ITEMS:
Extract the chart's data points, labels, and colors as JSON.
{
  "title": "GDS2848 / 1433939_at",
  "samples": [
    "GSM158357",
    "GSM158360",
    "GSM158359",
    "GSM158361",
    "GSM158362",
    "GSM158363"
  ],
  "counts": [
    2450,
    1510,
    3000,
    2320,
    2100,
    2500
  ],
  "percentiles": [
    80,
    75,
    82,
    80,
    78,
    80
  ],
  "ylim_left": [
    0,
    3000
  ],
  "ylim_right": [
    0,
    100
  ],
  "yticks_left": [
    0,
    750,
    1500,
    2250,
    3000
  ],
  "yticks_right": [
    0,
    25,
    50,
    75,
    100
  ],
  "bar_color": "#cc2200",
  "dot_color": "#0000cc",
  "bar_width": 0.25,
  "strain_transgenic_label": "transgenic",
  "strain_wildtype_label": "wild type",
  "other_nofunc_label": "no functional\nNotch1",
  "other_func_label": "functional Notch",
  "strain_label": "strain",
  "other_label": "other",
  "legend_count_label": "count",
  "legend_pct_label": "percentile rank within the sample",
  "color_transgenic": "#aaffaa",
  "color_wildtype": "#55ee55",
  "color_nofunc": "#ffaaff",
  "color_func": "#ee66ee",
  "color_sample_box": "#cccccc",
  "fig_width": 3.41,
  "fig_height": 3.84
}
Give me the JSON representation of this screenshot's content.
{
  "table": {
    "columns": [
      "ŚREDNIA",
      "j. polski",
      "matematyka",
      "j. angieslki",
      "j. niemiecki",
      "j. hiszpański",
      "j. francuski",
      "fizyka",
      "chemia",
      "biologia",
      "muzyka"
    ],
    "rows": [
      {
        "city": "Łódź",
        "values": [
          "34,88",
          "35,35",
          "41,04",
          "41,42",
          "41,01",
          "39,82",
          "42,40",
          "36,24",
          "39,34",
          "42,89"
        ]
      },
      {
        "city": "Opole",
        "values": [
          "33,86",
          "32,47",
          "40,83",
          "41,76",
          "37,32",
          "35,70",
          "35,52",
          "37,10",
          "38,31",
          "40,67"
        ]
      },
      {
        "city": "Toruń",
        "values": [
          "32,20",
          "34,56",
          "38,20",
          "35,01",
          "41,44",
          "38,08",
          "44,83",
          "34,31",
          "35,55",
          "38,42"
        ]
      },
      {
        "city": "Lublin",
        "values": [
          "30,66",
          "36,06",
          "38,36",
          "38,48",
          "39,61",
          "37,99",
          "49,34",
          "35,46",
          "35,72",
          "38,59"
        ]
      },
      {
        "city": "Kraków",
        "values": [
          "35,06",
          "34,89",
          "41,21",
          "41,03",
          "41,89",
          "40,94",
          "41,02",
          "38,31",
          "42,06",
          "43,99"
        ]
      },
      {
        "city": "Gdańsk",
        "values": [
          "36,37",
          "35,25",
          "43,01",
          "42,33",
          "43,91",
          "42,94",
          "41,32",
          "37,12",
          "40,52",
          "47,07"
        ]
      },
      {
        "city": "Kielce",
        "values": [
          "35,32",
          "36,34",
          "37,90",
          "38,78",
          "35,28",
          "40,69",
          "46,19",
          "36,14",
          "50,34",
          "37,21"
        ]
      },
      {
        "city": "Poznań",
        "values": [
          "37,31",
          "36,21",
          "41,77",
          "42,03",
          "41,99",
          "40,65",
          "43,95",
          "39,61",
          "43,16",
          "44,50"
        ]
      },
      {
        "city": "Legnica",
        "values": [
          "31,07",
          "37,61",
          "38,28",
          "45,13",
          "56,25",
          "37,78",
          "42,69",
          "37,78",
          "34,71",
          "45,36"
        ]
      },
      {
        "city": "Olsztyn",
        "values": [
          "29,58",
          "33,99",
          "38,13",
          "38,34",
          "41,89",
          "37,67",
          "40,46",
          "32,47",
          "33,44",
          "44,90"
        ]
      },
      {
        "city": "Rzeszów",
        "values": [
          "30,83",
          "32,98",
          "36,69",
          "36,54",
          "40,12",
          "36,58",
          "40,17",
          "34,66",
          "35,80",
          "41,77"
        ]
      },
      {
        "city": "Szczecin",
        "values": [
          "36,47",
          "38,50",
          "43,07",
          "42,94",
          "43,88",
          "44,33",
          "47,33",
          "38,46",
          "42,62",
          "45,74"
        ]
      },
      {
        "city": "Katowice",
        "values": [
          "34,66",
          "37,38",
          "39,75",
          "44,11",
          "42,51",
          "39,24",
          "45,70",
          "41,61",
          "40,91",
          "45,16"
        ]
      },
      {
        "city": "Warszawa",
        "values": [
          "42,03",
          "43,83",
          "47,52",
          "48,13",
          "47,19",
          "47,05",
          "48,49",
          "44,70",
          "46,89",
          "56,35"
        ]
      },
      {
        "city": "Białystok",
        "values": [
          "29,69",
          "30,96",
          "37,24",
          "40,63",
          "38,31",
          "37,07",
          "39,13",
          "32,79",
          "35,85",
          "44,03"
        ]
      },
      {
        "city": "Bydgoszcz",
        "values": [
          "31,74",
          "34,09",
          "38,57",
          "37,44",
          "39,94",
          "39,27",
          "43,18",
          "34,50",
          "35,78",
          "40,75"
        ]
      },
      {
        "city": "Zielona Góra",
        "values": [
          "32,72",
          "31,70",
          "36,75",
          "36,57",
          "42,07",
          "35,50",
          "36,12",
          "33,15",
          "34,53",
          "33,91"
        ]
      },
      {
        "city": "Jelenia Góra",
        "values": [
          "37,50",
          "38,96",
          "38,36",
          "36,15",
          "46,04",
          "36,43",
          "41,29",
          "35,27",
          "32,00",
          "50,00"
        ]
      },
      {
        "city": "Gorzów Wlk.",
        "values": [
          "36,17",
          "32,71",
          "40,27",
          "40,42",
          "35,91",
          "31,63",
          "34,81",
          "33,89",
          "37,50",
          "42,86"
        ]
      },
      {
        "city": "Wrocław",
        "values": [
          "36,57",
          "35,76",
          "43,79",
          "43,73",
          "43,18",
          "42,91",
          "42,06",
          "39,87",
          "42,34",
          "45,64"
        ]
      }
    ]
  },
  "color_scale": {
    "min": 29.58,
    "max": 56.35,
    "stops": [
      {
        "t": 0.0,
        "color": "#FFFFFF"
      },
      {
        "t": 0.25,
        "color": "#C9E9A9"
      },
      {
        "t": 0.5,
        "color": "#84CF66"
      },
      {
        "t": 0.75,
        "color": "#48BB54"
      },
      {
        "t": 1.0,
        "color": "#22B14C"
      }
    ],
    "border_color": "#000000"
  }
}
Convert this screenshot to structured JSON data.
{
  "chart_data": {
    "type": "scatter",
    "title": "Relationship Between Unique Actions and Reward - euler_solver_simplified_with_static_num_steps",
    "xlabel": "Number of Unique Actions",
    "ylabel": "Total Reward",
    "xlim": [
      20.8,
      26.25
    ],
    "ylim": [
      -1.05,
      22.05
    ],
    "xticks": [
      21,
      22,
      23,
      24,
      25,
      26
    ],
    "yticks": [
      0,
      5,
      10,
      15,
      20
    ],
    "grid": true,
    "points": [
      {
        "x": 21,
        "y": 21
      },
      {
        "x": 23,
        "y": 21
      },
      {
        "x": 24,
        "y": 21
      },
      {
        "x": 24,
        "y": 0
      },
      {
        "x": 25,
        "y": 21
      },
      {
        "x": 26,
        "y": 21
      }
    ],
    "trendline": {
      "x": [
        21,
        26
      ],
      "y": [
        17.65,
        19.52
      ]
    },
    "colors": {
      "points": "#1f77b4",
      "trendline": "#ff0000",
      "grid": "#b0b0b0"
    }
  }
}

GOAL:
From the line with "Convert this screenshot" to the last line of the material, give every line again exactly, and only those lines.

SOLUTION TO THIS TASK:
Convert this screenshot to structured JSON data.
{
  "chart_data": {
    "type": "scatter",
    "title": "Relationship Between Unique Actions and Reward - euler_solver_simplified_with_static_num_steps",
    "xlabel": "Number of Unique Actions",
    "ylabel": "Total Reward",
    "xlim": [
      20.8,
      26.25
    ],
    "ylim": [
      -1.05,
      22.05
    ],
    "xticks": [
      21,
      22,
      23,
      24,
      25,
      26
    ],
    "yticks": [
      0,
      5,
      10,
      15,
      20
    ],
    "grid": true,
    "points": [
      {
        "x": 21,
        "y": 21
      },
      {
        "x": 23,
        "y": 21
      },
      {
        "x": 24,
        "y": 21
      },
      {
        "x": 24,
        "y": 0
      },
      {
        "x": 25,
        "y": 21
      },
      {
        "x": 26,
        "y": 21
      }
    ],
    "trendline": {
      "x": [
        21,
        26
      ],
      "y": [
        17.65,
        19.52
      ]
    },
    "colors": {
      "points": "#1f77b4",
      "trendline": "#ff0000",
      "grid": "#b0b0b0"
    }
  }
}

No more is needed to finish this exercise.